Prompt => Assemble all lines in which the string "result" appears.

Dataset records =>

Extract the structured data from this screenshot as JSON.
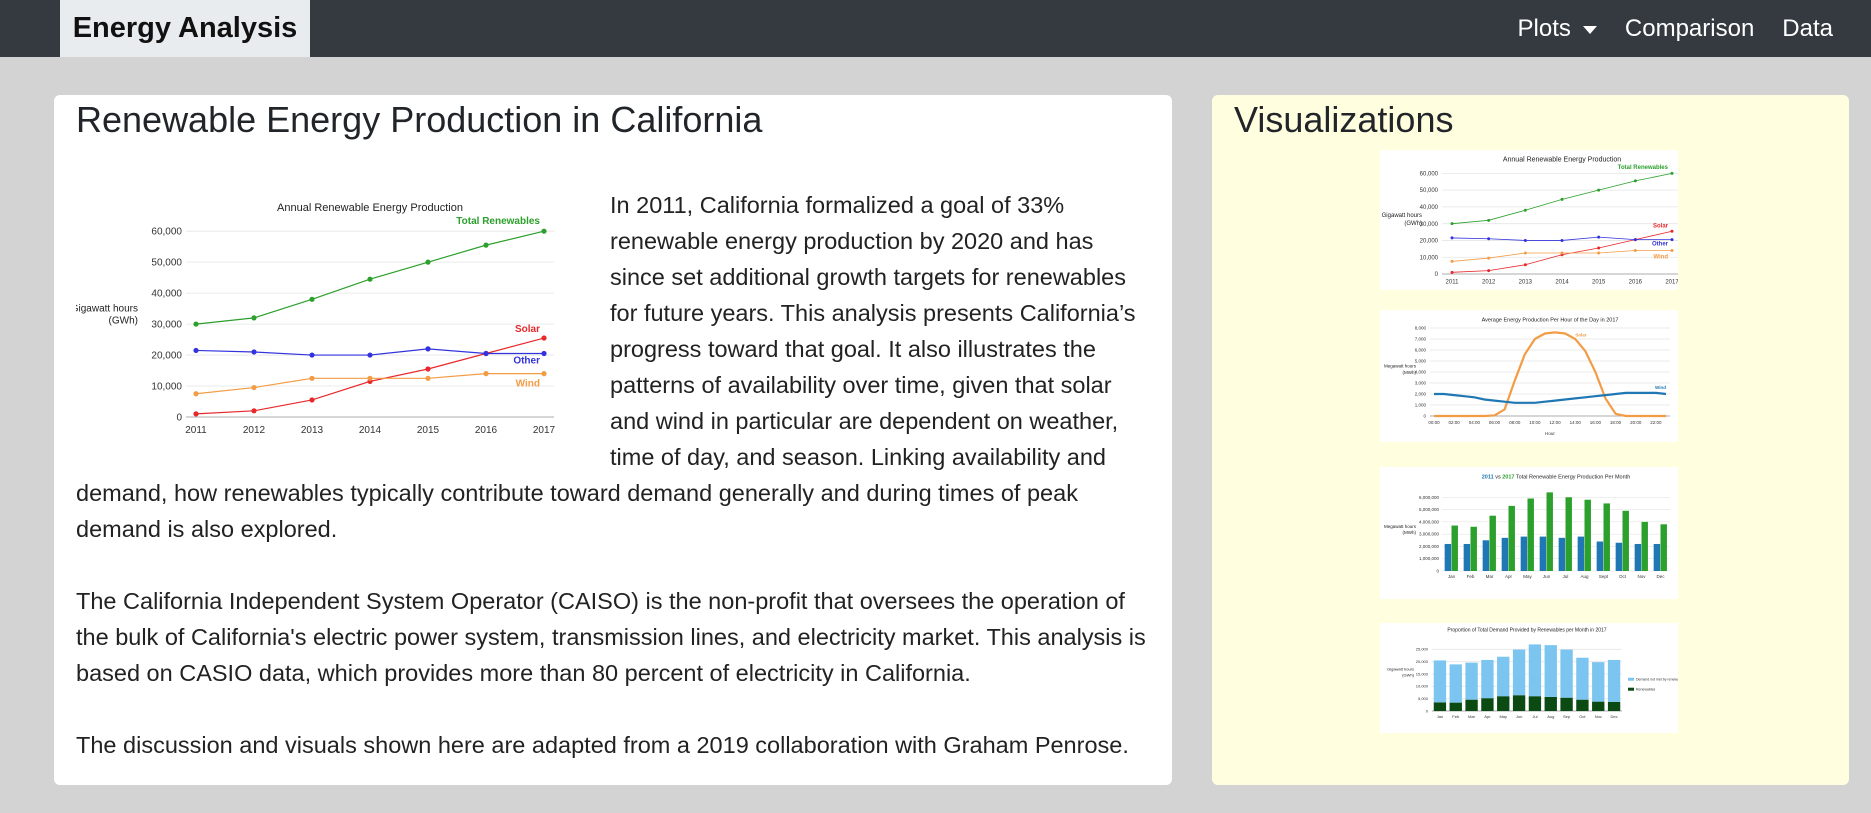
{
  "nav": {
    "brand": "Energy Analysis",
    "items": [
      {
        "label": "Plots",
        "dropdown": true
      },
      {
        "label": "Comparison"
      },
      {
        "label": "Data"
      }
    ]
  },
  "main": {
    "title": "Renewable Energy Production in California",
    "paragraphs": [
      "In 2011, California formalized a goal of 33% renewable energy production by 2020 and has since set additional growth targets for renewables for future years. This analysis presents California’s progress toward that goal. It also illustrates the patterns of availability over time, given that solar and wind in particular are dependent on weather, time of day, and season. Linking availability and demand, how renewables typically contribute toward demand generally and during times of peak demand is also explored.",
      "The California Independent System Operator (CAISO) is the non-profit that oversees the operation of the bulk of California's electric power system, transmission lines, and electricity market. This analysis is based on CASIO data, which provides more than 80 percent of electricity in California.",
      "The discussion and visuals shown here are adapted from a 2019 collaboration with Graham Penrose."
    ]
  },
  "side": {
    "title": "Visualizations"
  },
  "colors": {
    "navbar": "#343a40",
    "side_bg": "#ffffe0",
    "total": "#2ca02c",
    "solar": "#e8282b",
    "other": "#3333dd",
    "wind": "#f39c45",
    "blue": "#1f77b4",
    "green": "#2ca02c",
    "light_blue": "#7cc5f0",
    "dark_green": "#0b4a12"
  },
  "chart_data": [
    {
      "type": "line",
      "title": "Annual Renewable Energy Production",
      "ylabel": "Gigawatt hours (GWh)",
      "xlabel": "",
      "x": [
        2011,
        2012,
        2013,
        2014,
        2015,
        2016,
        2017
      ],
      "ylim": [
        0,
        62000
      ],
      "yticks": [
        "0",
        "10,000",
        "20,000",
        "30,000",
        "40,000",
        "50,000",
        "60,000"
      ],
      "series": [
        {
          "name": "Total Renewables",
          "color": "#2ca02c",
          "values": [
            30000,
            32000,
            38000,
            44500,
            50000,
            55500,
            60000
          ]
        },
        {
          "name": "Solar",
          "color": "#e8282b",
          "values": [
            1000,
            2000,
            5500,
            11500,
            15500,
            20500,
            25500
          ]
        },
        {
          "name": "Other",
          "color": "#3333dd",
          "values": [
            21500,
            21000,
            20000,
            20000,
            22000,
            20500,
            20500
          ]
        },
        {
          "name": "Wind",
          "color": "#f39c45",
          "values": [
            7500,
            9500,
            12500,
            12500,
            12500,
            14000,
            14000
          ]
        }
      ]
    },
    {
      "type": "line",
      "title": "Average Energy Production Per Hour of the Day in 2017",
      "ylabel": "Megawatt hours (MWh)",
      "xlabel": "Hour",
      "x": [
        "00:00",
        "01:00",
        "02:00",
        "03:00",
        "04:00",
        "05:00",
        "06:00",
        "07:00",
        "08:00",
        "09:00",
        "10:00",
        "11:00",
        "12:00",
        "13:00",
        "14:00",
        "15:00",
        "16:00",
        "17:00",
        "18:00",
        "19:00",
        "20:00",
        "21:00",
        "22:00",
        "23:00"
      ],
      "xticks": [
        "00:00",
        "02:00",
        "04:00",
        "06:00",
        "08:00",
        "10:00",
        "12:00",
        "14:00",
        "16:00",
        "18:00",
        "20:00",
        "22:00"
      ],
      "ylim": [
        0,
        8000
      ],
      "yticks": [
        "0",
        "1,000",
        "2,000",
        "3,000",
        "4,000",
        "5,000",
        "6,000",
        "7,000",
        "8,000"
      ],
      "series": [
        {
          "name": "Solar",
          "color": "#f39c45",
          "values": [
            0,
            0,
            0,
            0,
            0,
            0,
            50,
            600,
            3200,
            5600,
            7000,
            7500,
            7600,
            7500,
            7000,
            5900,
            4000,
            1600,
            200,
            0,
            0,
            0,
            0,
            0
          ]
        },
        {
          "name": "Wind",
          "color": "#1f77b4",
          "values": [
            2000,
            2000,
            1900,
            1800,
            1700,
            1500,
            1400,
            1300,
            1200,
            1200,
            1200,
            1300,
            1400,
            1500,
            1600,
            1700,
            1800,
            1900,
            2000,
            2100,
            2100,
            2100,
            2100,
            2000
          ]
        }
      ]
    },
    {
      "type": "bar",
      "title": "2011 vs 2017 Total Renewable Energy Production Per Month",
      "title_parts": [
        "2011",
        " vs ",
        "2017",
        " Total Renewable Energy Production Per Month"
      ],
      "ylabel": "Megawatt hours (MWh)",
      "categories": [
        "Jan",
        "Feb",
        "Mar",
        "Apr",
        "May",
        "Jun",
        "Jul",
        "Aug",
        "Sept",
        "Oct",
        "Nov",
        "Dec"
      ],
      "ylim": [
        0,
        7000000
      ],
      "yticks": [
        "0",
        "1,000,000",
        "2,000,000",
        "3,000,000",
        "4,000,000",
        "5,000,000",
        "6,000,000"
      ],
      "series": [
        {
          "name": "2011",
          "color": "#1f77b4",
          "values": [
            2200000,
            2200000,
            2500000,
            2700000,
            2800000,
            2800000,
            2700000,
            2800000,
            2400000,
            2300000,
            2200000,
            2200000
          ]
        },
        {
          "name": "2017",
          "color": "#2ca02c",
          "values": [
            3700000,
            3600000,
            4500000,
            5300000,
            5900000,
            6400000,
            6000000,
            5800000,
            5500000,
            4900000,
            4000000,
            3800000
          ]
        }
      ]
    },
    {
      "type": "bar",
      "title": "Proportion of Total Demand Provided by Renewables per Month in 2017",
      "ylabel": "Gigawatt hours (GWh)",
      "categories": [
        "Jan",
        "Feb",
        "Mar",
        "Apr",
        "May",
        "Jun",
        "Jul",
        "Aug",
        "Sep",
        "Oct",
        "Nov",
        "Dec"
      ],
      "ylim": [
        0,
        30000
      ],
      "yticks": [
        "0",
        "5,000",
        "10,000",
        "15,000",
        "20,000",
        "25,000"
      ],
      "series": [
        {
          "name": "Demand not met by renewables",
          "color": "#7cc5f0",
          "values": [
            17000,
            15500,
            15000,
            15500,
            16000,
            18500,
            21000,
            21000,
            19500,
            17000,
            16000,
            17000
          ]
        },
        {
          "name": "Renewables",
          "color": "#0b4a12",
          "values": [
            3500,
            3400,
            4600,
            5200,
            6000,
            6400,
            6000,
            5700,
            5400,
            4600,
            3800,
            3700
          ]
        }
      ]
    }
  ]
}
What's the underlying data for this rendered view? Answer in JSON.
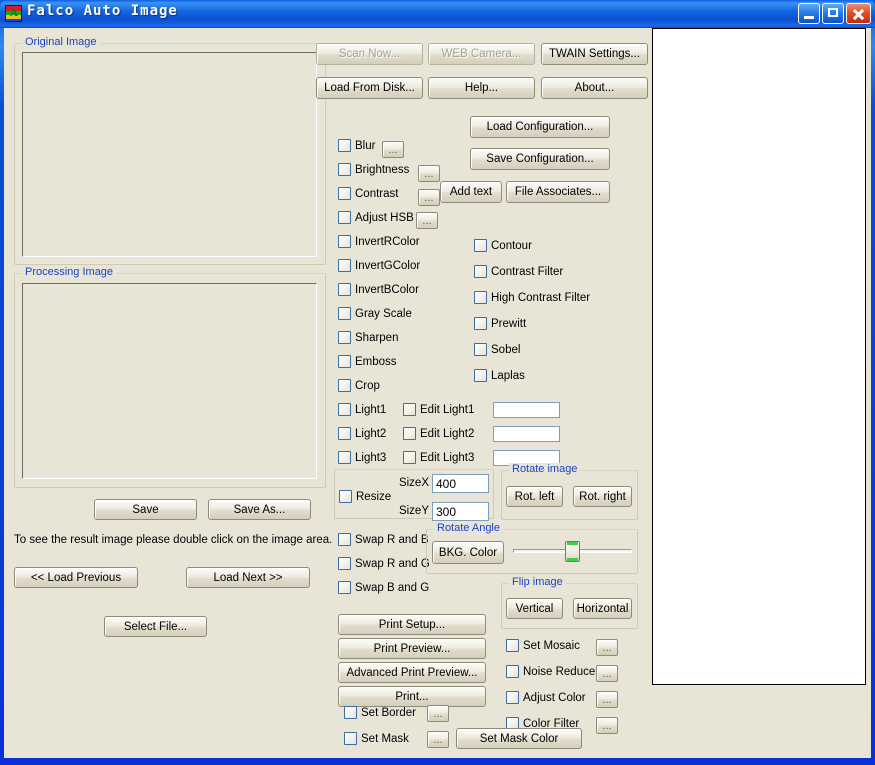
{
  "window": {
    "title": "Falco Auto Image",
    "icon": "app-icon",
    "minimize_label": "Minimize",
    "maximize_label": "Maximize",
    "close_label": "Close",
    "titlebar_color": "#0831d9",
    "client_color": "#e9e5d6"
  },
  "left": {
    "original_group": "Original Image",
    "processing_group": "Processing Image",
    "save": "Save",
    "save_as": "Save As...",
    "hint": "To see the result image please double click on the image area.",
    "load_previous": "<< Load Previous",
    "load_next": "Load Next >>",
    "select_file": "Select File..."
  },
  "toolbar": {
    "scan_now": "Scan Now...",
    "web_camera": "WEB Camera...",
    "twain_settings": "TWAIN Settings...",
    "load_from_disk": "Load From Disk...",
    "help": "Help...",
    "about": "About...",
    "scan_now_enabled": false,
    "web_camera_enabled": false
  },
  "config": {
    "load_configuration": "Load Configuration...",
    "save_configuration": "Save Configuration...",
    "add_text": "Add text",
    "file_associates": "File Associates..."
  },
  "effects_col1": [
    {
      "label": "Blur",
      "checked": false,
      "more": "..."
    },
    {
      "label": "Brightness",
      "checked": false,
      "more": "..."
    },
    {
      "label": "Contrast",
      "checked": false,
      "more": "..."
    },
    {
      "label": "Adjust HSB",
      "checked": false,
      "more": "..."
    },
    {
      "label": "InvertRColor",
      "checked": false
    },
    {
      "label": "InvertGColor",
      "checked": false
    },
    {
      "label": "InvertBColor",
      "checked": false
    },
    {
      "label": "Gray Scale",
      "checked": false
    },
    {
      "label": "Sharpen",
      "checked": false
    },
    {
      "label": "Emboss",
      "checked": false
    },
    {
      "label": "Crop",
      "checked": false
    }
  ],
  "effects_col2": [
    {
      "label": "Contour",
      "checked": false
    },
    {
      "label": "Contrast Filter",
      "checked": false
    },
    {
      "label": "High Contrast Filter",
      "checked": false
    },
    {
      "label": "Prewitt",
      "checked": false
    },
    {
      "label": "Sobel",
      "checked": false
    },
    {
      "label": "Laplas",
      "checked": false
    }
  ],
  "lights": [
    {
      "light": "Light1",
      "edit": "Edit Light1",
      "value": "",
      "checked": false,
      "edit_checked": false
    },
    {
      "light": "Light2",
      "edit": "Edit Light2",
      "value": "",
      "checked": false,
      "edit_checked": false
    },
    {
      "light": "Light3",
      "edit": "Edit Light3",
      "value": "",
      "checked": false,
      "edit_checked": false
    }
  ],
  "resize": {
    "checkbox": "Resize",
    "checked": false,
    "sizex_label": "SizeX",
    "sizex_value": "400",
    "sizey_label": "SizeY",
    "sizey_value": "300"
  },
  "rotate_image": {
    "title": "Rotate image",
    "rot_left": "Rot. left",
    "rot_right": "Rot. right"
  },
  "rotate_angle": {
    "title": "Rotate Angle",
    "bkg_color": "BKG. Color",
    "slider_value": 50,
    "accent": "#3fcf3f"
  },
  "swaps": [
    {
      "label": "Swap R and B",
      "checked": false
    },
    {
      "label": "Swap R and G",
      "checked": false
    },
    {
      "label": "Swap B and G",
      "checked": false
    }
  ],
  "flip_image": {
    "title": "Flip image",
    "vertical": "Vertical",
    "horizontal": "Horizontal"
  },
  "print": {
    "print_setup": "Print Setup...",
    "print_preview": "Print Preview...",
    "advanced_print_preview": "Advanced Print Preview...",
    "print": "Print..."
  },
  "filters": [
    {
      "label": "Set Mosaic",
      "checked": false,
      "more": "..."
    },
    {
      "label": "Noise Reduce",
      "checked": false,
      "more": "..."
    },
    {
      "label": "Adjust Color",
      "checked": false,
      "more": "..."
    },
    {
      "label": "Color Filter",
      "checked": false,
      "more": "..."
    }
  ],
  "border_mask": {
    "set_border": "Set Border",
    "set_border_more": "...",
    "set_mask": "Set Mask",
    "set_mask_more": "...",
    "set_mask_color": "Set Mask Color"
  },
  "preview": {
    "name": "result-preview-panel",
    "content": ""
  }
}
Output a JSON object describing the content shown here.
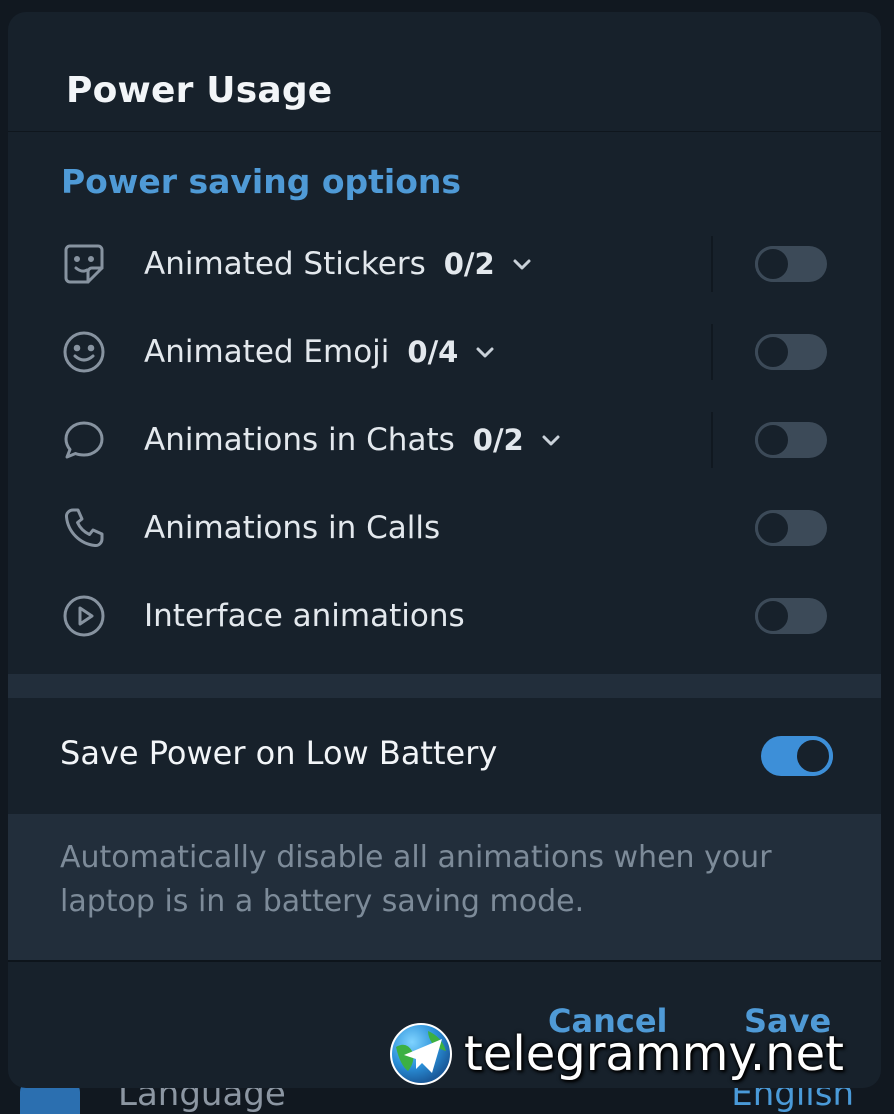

In response =>
    "hint": "To see the result image please double click on the image area.",
    "name": "result-preview-panel",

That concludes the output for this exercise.